--- Exercise prompt ---
Under this task are some entries; return every one of them exactly.

Entries shown start

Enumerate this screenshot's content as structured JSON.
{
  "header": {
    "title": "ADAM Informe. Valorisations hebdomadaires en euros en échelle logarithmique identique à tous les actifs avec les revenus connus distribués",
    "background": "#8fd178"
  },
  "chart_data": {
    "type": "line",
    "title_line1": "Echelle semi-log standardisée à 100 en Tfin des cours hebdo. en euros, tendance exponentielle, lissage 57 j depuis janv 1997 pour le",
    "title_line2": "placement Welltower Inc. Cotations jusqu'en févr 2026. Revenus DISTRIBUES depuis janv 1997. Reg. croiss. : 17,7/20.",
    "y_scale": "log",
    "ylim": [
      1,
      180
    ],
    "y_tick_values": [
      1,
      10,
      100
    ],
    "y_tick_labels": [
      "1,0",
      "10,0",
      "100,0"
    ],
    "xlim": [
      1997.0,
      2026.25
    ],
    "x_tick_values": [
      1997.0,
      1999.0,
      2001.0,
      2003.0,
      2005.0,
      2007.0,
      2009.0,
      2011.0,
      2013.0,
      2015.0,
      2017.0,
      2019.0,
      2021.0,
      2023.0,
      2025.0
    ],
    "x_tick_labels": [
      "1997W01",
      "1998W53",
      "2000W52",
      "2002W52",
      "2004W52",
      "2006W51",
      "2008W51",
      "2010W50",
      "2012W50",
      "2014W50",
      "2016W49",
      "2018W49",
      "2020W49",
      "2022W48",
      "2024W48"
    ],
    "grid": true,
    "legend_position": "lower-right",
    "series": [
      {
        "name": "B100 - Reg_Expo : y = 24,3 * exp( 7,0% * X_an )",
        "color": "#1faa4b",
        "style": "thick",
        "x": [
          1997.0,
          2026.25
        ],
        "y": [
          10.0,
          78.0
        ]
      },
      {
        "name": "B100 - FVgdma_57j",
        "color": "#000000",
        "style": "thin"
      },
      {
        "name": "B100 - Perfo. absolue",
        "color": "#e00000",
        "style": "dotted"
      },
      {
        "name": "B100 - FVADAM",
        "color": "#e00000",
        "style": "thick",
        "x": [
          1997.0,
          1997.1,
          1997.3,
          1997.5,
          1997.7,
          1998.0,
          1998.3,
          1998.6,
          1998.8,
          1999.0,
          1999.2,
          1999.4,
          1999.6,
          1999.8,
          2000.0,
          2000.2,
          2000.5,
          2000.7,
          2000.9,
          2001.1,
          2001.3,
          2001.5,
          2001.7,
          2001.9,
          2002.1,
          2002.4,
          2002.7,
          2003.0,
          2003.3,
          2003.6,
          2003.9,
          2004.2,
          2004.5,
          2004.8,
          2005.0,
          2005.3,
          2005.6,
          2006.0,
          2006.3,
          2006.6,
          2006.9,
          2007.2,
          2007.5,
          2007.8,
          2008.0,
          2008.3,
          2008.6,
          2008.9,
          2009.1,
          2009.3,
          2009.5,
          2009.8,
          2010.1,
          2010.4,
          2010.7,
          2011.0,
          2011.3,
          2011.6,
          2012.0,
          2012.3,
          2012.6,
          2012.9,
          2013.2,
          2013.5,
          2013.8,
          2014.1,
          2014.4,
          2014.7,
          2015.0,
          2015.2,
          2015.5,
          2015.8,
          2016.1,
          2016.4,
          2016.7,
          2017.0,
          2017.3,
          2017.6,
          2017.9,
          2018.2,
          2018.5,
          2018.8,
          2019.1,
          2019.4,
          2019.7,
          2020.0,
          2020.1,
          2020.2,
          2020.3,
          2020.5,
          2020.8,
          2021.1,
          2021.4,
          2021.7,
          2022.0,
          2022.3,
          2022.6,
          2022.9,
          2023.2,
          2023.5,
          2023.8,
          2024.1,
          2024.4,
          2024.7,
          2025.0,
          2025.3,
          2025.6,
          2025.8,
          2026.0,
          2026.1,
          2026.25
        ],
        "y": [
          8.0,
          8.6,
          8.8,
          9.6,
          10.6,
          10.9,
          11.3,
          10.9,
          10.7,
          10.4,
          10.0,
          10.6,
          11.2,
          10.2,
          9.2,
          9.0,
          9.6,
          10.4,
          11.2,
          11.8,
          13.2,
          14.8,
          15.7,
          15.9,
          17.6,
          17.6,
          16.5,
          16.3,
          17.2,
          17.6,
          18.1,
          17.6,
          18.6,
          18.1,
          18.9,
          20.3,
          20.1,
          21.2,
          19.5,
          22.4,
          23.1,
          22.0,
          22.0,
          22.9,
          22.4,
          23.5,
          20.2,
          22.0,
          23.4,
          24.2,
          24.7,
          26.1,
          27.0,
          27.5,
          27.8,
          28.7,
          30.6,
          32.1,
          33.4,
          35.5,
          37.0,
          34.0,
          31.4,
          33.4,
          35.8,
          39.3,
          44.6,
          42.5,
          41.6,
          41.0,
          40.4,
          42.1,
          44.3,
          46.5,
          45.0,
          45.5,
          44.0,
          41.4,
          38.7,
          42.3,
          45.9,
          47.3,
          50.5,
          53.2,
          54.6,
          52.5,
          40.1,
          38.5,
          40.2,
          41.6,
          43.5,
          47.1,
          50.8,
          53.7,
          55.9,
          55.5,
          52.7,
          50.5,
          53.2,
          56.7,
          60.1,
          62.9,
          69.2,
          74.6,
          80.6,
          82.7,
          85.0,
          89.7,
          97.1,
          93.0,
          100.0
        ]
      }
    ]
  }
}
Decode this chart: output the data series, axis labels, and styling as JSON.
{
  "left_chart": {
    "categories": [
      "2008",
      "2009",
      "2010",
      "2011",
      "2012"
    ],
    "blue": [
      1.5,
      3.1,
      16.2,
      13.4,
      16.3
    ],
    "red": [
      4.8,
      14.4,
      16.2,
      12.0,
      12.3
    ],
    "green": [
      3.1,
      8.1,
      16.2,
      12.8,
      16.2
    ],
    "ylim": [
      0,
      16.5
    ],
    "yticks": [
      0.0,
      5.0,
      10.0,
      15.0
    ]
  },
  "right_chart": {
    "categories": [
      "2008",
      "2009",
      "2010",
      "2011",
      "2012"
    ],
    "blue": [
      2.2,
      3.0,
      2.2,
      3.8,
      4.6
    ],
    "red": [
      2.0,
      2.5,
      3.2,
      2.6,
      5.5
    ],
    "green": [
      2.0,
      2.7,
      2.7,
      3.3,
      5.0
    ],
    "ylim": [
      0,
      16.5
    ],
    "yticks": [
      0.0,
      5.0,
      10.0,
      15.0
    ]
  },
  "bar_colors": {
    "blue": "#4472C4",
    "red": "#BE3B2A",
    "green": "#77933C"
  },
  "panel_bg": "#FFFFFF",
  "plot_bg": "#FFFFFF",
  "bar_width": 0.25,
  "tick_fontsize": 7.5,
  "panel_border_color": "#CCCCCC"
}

Entries shown end

--- Response to this exercise ---
Enumerate this screenshot's content as structured JSON.
{
  "header": {
    "title": "ADAM Informe. Valorisations hebdomadaires en euros en échelle logarithmique identique à tous les actifs avec les revenus connus distribués",
    "background": "#8fd178"
  },
  "chart_data": {
    "type": "line",
    "title_line1": "Echelle semi-log standardisée à 100 en Tfin des cours hebdo. en euros, tendance exponentielle, lissage 57 j depuis janv 1997 pour le",
    "title_line2": "placement Welltower Inc. Cotations jusqu'en févr 2026. Revenus DISTRIBUES depuis janv 1997. Reg. croiss. : 17,7/20.",
    "y_scale": "log",
    "ylim": [
      1,
      180
    ],
    "y_tick_values": [
      1,
      10,
      100
    ],
    "y_tick_labels": [
      "1,0",
      "10,0",
      "100,0"
    ],
    "xlim": [
      1997.0,
      2026.25
    ],
    "x_tick_values": [
      1997.0,
      1999.0,
      2001.0,
      2003.0,
      2005.0,
      2007.0,
      2009.0,
      2011.0,
      2013.0,
      2015.0,
      2017.0,
      2019.0,
      2021.0,
      2023.0,
      2025.0
    ],
    "x_tick_labels": [
      "1997W01",
      "1998W53",
      "2000W52",
      "2002W52",
      "2004W52",
      "2006W51",
      "2008W51",
      "2010W50",
      "2012W50",
      "2014W50",
      "2016W49",
      "2018W49",
      "2020W49",
      "2022W48",
      "2024W48"
    ],
    "grid": true,
    "legend_position": "lower-right",
    "series": [
      {
        "name": "B100 - Reg_Expo : y = 24,3 * exp( 7,0% * X_an )",
        "color": "#1faa4b",
        "style": "thick",
        "x": [
          1997.0,
          2026.25
        ],
        "y": [
          10.0,
          78.0
        ]
      },
      {
        "name": "B100 - FVgdma_57j",
        "color": "#000000",
        "style": "thin"
      },
      {
        "name": "B100 - Perfo. absolue",
        "color": "#e00000",
        "style": "dotted"
      },
      {
        "name": "B100 - FVADAM",
        "color": "#e00000",
        "style": "thick",
        "x": [
          1997.0,
          1997.1,
          1997.3,
          1997.5,
          1997.7,
          1998.0,
          1998.3,
          1998.6,
          1998.8,
          1999.0,
          1999.2,
          1999.4,
          1999.6,
          1999.8,
          2000.0,
          2000.2,
          2000.5,
          2000.7,
          2000.9,
          2001.1,
          2001.3,
          2001.5,
          2001.7,
          2001.9,
          2002.1,
          2002.4,
          2002.7,
          2003.0,
          2003.3,
          2003.6,
          2003.9,
          2004.2,
          2004.5,
          2004.8,
          2005.0,
          2005.3,
          2005.6,
          2006.0,
          2006.3,
          2006.6,
          2006.9,
          2007.2,
          2007.5,
          2007.8,
          2008.0,
          2008.3,
          2008.6,
          2008.9,
          2009.1,
          2009.3,
          2009.5,
          2009.8,
          2010.1,
          2010.4,
          2010.7,
          2011.0,
          2011.3,
          2011.6,
          2012.0,
          2012.3,
          2012.6,
          2012.9,
          2013.2,
          2013.5,
          2013.8,
          2014.1,
          2014.4,
          2014.7,
          2015.0,
          2015.2,
          2015.5,
          2015.8,
          2016.1,
          2016.4,
          2016.7,
          2017.0,
          2017.3,
          2017.6,
          2017.9,
          2018.2,
          2018.5,
          2018.8,
          2019.1,
          2019.4,
          2019.7,
          2020.0,
          2020.1,
          2020.2,
          2020.3,
          2020.5,
          2020.8,
          2021.1,
          2021.4,
          2021.7,
          2022.0,
          2022.3,
          2022.6,
          2022.9,
          2023.2,
          2023.5,
          2023.8,
          2024.1,
          2024.4,
          2024.7,
          2025.0,
          2025.3,
          2025.6,
          2025.8,
          2026.0,
          2026.1,
          2026.25
        ],
        "y": [
          8.0,
          8.6,
          8.8,
          9.6,
          10.6,
          10.9,
          11.3,
          10.9,
          10.7,
          10.4,
          10.0,
          10.6,
          11.2,
          10.2,
          9.2,
          9.0,
          9.6,
          10.4,
          11.2,
          11.8,
          13.2,
          14.8,
          15.7,
          15.9,
          17.6,
          17.6,
          16.5,
          16.3,
          17.2,
          17.6,
          18.1,
          17.6,
          18.6,
          18.1,
          18.9,
          20.3,
          20.1,
          21.2,
          19.5,
          22.4,
          23.1,
          22.0,
          22.0,
          22.9,
          22.4,
          23.5,
          20.2,
          22.0,
          23.4,
          24.2,
          24.7,
          26.1,
          27.0,
          27.5,
          27.8,
          28.7,
          30.6,
          32.1,
          33.4,
          35.5,
          37.0,
          34.0,
          31.4,
          33.4,
          35.8,
          39.3,
          44.6,
          42.5,
          41.6,
          41.0,
          40.4,
          42.1,
          44.3,
          46.5,
          45.0,
          45.5,
          44.0,
          41.4,
          38.7,
          42.3,
          45.9,
          47.3,
          50.5,
          53.2,
          54.6,
          52.5,
          40.1,
          38.5,
          40.2,
          41.6,
          43.5,
          47.1,
          50.8,
          53.7,
          55.9,
          55.5,
          52.7,
          50.5,
          53.2,
          56.7,
          60.1,
          62.9,
          69.2,
          74.6,
          80.6,
          82.7,
          85.0,
          89.7,
          97.1,
          93.0,
          100.0
        ]
      }
    ]
  }
}
Decode this chart: output the data series, axis labels, and styling as JSON.
{
  "left_chart": {
    "categories": [
      "2008",
      "2009",
      "2010",
      "2011",
      "2012"
    ],
    "blue": [
      1.5,
      3.1,
      16.2,
      13.4,
      16.3
    ],
    "red": [
      4.8,
      14.4,
      16.2,
      12.0,
      12.3
    ],
    "green": [
      3.1,
      8.1,
      16.2,
      12.8,
      16.2
    ],
    "ylim": [
      0,
      16.5
    ],
    "yticks": [
      0.0,
      5.0,
      10.0,
      15.0
    ]
  },
  "right_chart": {
    "categories": [
      "2008",
      "2009",
      "2010",
      "2011",
      "2012"
    ],
    "blue": [
      2.2,
      3.0,
      2.2,
      3.8,
      4.6
    ],
    "red": [
      2.0,
      2.5,
      3.2,
      2.6,
      5.5
    ],
    "green": [
      2.0,
      2.7,
      2.7,
      3.3,
      5.0
    ],
    "ylim": [
      0,
      16.5
    ],
    "yticks": [
      0.0,
      5.0,
      10.0,
      15.0
    ]
  },
  "bar_colors": {
    "blue": "#4472C4",
    "red": "#BE3B2A",
    "green": "#77933C"
  },
  "panel_bg": "#FFFFFF",
  "plot_bg": "#FFFFFF",
  "bar_width": 0.25,
  "tick_fontsize": 7.5,
  "panel_border_color": "#CCCCCC"
}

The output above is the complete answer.